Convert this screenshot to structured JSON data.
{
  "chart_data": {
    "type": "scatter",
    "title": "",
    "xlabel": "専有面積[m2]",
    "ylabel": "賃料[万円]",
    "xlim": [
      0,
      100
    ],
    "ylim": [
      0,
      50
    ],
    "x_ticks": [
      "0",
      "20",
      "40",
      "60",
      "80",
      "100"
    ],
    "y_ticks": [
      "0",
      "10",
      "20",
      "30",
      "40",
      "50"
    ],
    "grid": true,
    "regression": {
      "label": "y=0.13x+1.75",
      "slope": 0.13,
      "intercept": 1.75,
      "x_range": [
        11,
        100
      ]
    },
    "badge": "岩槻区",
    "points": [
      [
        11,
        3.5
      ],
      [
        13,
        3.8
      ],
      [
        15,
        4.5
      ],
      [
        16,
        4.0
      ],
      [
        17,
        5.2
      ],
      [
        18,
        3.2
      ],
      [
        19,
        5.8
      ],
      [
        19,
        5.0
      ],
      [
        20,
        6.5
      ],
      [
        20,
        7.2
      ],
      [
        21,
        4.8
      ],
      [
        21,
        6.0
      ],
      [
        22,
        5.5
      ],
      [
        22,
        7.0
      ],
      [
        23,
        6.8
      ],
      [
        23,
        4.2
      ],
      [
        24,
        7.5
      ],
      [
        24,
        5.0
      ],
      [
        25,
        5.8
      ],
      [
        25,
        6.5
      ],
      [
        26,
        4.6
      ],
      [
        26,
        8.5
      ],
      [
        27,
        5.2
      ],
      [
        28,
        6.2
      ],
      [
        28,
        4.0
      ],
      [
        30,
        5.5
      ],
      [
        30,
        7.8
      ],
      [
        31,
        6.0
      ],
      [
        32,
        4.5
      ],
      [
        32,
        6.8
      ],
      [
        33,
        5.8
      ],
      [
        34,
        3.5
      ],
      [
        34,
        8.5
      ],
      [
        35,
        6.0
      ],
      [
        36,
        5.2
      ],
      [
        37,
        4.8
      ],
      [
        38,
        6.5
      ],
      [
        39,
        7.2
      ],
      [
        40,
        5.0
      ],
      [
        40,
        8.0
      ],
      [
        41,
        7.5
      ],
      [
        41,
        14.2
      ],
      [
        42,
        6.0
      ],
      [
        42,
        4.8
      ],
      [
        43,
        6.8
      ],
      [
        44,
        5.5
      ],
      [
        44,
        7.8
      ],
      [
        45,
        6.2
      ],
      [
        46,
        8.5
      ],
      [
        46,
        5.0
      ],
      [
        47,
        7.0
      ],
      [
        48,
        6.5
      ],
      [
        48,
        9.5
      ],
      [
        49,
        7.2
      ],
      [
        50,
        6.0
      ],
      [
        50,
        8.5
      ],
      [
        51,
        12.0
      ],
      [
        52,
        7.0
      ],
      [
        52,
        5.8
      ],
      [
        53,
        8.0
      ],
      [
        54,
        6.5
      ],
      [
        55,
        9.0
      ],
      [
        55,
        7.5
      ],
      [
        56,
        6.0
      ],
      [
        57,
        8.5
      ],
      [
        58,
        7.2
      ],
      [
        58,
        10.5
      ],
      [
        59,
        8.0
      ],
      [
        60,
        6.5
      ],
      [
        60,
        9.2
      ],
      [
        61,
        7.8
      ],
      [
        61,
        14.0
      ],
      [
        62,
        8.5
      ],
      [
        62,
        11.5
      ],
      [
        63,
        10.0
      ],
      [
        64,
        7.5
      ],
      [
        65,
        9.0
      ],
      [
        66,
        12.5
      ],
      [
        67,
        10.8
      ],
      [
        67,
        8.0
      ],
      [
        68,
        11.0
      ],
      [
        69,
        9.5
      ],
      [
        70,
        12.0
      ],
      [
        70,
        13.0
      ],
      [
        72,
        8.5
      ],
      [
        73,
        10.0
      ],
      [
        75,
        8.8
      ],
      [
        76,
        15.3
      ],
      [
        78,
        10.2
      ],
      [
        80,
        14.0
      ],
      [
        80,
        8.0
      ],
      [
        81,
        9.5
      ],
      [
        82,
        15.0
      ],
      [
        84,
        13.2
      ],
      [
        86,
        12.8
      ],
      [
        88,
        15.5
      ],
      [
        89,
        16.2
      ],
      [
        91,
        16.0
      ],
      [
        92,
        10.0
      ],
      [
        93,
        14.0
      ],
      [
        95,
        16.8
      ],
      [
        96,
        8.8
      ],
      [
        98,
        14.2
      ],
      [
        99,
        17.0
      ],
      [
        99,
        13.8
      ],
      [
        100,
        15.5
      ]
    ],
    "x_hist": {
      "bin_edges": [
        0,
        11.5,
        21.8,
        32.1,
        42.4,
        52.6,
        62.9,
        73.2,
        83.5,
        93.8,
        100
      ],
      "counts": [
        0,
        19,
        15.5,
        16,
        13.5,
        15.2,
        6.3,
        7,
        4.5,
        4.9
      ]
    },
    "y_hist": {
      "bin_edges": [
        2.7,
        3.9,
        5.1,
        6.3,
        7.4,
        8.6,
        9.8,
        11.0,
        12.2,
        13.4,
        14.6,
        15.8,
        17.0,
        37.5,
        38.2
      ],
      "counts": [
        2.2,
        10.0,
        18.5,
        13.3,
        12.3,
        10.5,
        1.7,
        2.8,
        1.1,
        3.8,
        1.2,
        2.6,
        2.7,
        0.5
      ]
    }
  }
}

════════════════

To be done | Give back all the data exactly as written.

Exercise solution |
Convert this screenshot to structured JSON data.
{
  "chart_data": {
    "type": "scatter",
    "title": "",
    "xlabel": "専有面積[m2]",
    "ylabel": "賃料[万円]",
    "xlim": [
      0,
      100
    ],
    "ylim": [
      0,
      50
    ],
    "x_ticks": [
      "0",
      "20",
      "40",
      "60",
      "80",
      "100"
    ],
    "y_ticks": [
      "0",
      "10",
      "20",
      "30",
      "40",
      "50"
    ],
    "grid": true,
    "regression": {
      "label": "y=0.13x+1.75",
      "slope": 0.13,
      "intercept": 1.75,
      "x_range": [
        11,
        100
      ]
    },
    "badge": "岩槻区",
    "points": [
      [
        11,
        3.5
      ],
      [
        13,
        3.8
      ],
      [
        15,
        4.5
      ],
      [
        16,
        4.0
      ],
      [
        17,
        5.2
      ],
      [
        18,
        3.2
      ],
      [
        19,
        5.8
      ],
      [
        19,
        5.0
      ],
      [
        20,
        6.5
      ],
      [
        20,
        7.2
      ],
      [
        21,
        4.8
      ],
      [
        21,
        6.0
      ],
      [
        22,
        5.5
      ],
      [
        22,
        7.0
      ],
      [
        23,
        6.8
      ],
      [
        23,
        4.2
      ],
      [
        24,
        7.5
      ],
      [
        24,
        5.0
      ],
      [
        25,
        5.8
      ],
      [
        25,
        6.5
      ],
      [
        26,
        4.6
      ],
      [
        26,
        8.5
      ],
      [
        27,
        5.2
      ],
      [
        28,
        6.2
      ],
      [
        28,
        4.0
      ],
      [
        30,
        5.5
      ],
      [
        30,
        7.8
      ],
      [
        31,
        6.0
      ],
      [
        32,
        4.5
      ],
      [
        32,
        6.8
      ],
      [
        33,
        5.8
      ],
      [
        34,
        3.5
      ],
      [
        34,
        8.5
      ],
      [
        35,
        6.0
      ],
      [
        36,
        5.2
      ],
      [
        37,
        4.8
      ],
      [
        38,
        6.5
      ],
      [
        39,
        7.2
      ],
      [
        40,
        5.0
      ],
      [
        40,
        8.0
      ],
      [
        41,
        7.5
      ],
      [
        41,
        14.2
      ],
      [
        42,
        6.0
      ],
      [
        42,
        4.8
      ],
      [
        43,
        6.8
      ],
      [
        44,
        5.5
      ],
      [
        44,
        7.8
      ],
      [
        45,
        6.2
      ],
      [
        46,
        8.5
      ],
      [
        46,
        5.0
      ],
      [
        47,
        7.0
      ],
      [
        48,
        6.5
      ],
      [
        48,
        9.5
      ],
      [
        49,
        7.2
      ],
      [
        50,
        6.0
      ],
      [
        50,
        8.5
      ],
      [
        51,
        12.0
      ],
      [
        52,
        7.0
      ],
      [
        52,
        5.8
      ],
      [
        53,
        8.0
      ],
      [
        54,
        6.5
      ],
      [
        55,
        9.0
      ],
      [
        55,
        7.5
      ],
      [
        56,
        6.0
      ],
      [
        57,
        8.5
      ],
      [
        58,
        7.2
      ],
      [
        58,
        10.5
      ],
      [
        59,
        8.0
      ],
      [
        60,
        6.5
      ],
      [
        60,
        9.2
      ],
      [
        61,
        7.8
      ],
      [
        61,
        14.0
      ],
      [
        62,
        8.5
      ],
      [
        62,
        11.5
      ],
      [
        63,
        10.0
      ],
      [
        64,
        7.5
      ],
      [
        65,
        9.0
      ],
      [
        66,
        12.5
      ],
      [
        67,
        10.8
      ],
      [
        67,
        8.0
      ],
      [
        68,
        11.0
      ],
      [
        69,
        9.5
      ],
      [
        70,
        12.0
      ],
      [
        70,
        13.0
      ],
      [
        72,
        8.5
      ],
      [
        73,
        10.0
      ],
      [
        75,
        8.8
      ],
      [
        76,
        15.3
      ],
      [
        78,
        10.2
      ],
      [
        80,
        14.0
      ],
      [
        80,
        8.0
      ],
      [
        81,
        9.5
      ],
      [
        82,
        15.0
      ],
      [
        84,
        13.2
      ],
      [
        86,
        12.8
      ],
      [
        88,
        15.5
      ],
      [
        89,
        16.2
      ],
      [
        91,
        16.0
      ],
      [
        92,
        10.0
      ],
      [
        93,
        14.0
      ],
      [
        95,
        16.8
      ],
      [
        96,
        8.8
      ],
      [
        98,
        14.2
      ],
      [
        99,
        17.0
      ],
      [
        99,
        13.8
      ],
      [
        100,
        15.5
      ]
    ],
    "x_hist": {
      "bin_edges": [
        0,
        11.5,
        21.8,
        32.1,
        42.4,
        52.6,
        62.9,
        73.2,
        83.5,
        93.8,
        100
      ],
      "counts": [
        0,
        19,
        15.5,
        16,
        13.5,
        15.2,
        6.3,
        7,
        4.5,
        4.9
      ]
    },
    "y_hist": {
      "bin_edges": [
        2.7,
        3.9,
        5.1,
        6.3,
        7.4,
        8.6,
        9.8,
        11.0,
        12.2,
        13.4,
        14.6,
        15.8,
        17.0,
        37.5,
        38.2
      ],
      "counts": [
        2.2,
        10.0,
        18.5,
        13.3,
        12.3,
        10.5,
        1.7,
        2.8,
        1.1,
        3.8,
        1.2,
        2.6,
        2.7,
        0.5
      ]
    }
  }
}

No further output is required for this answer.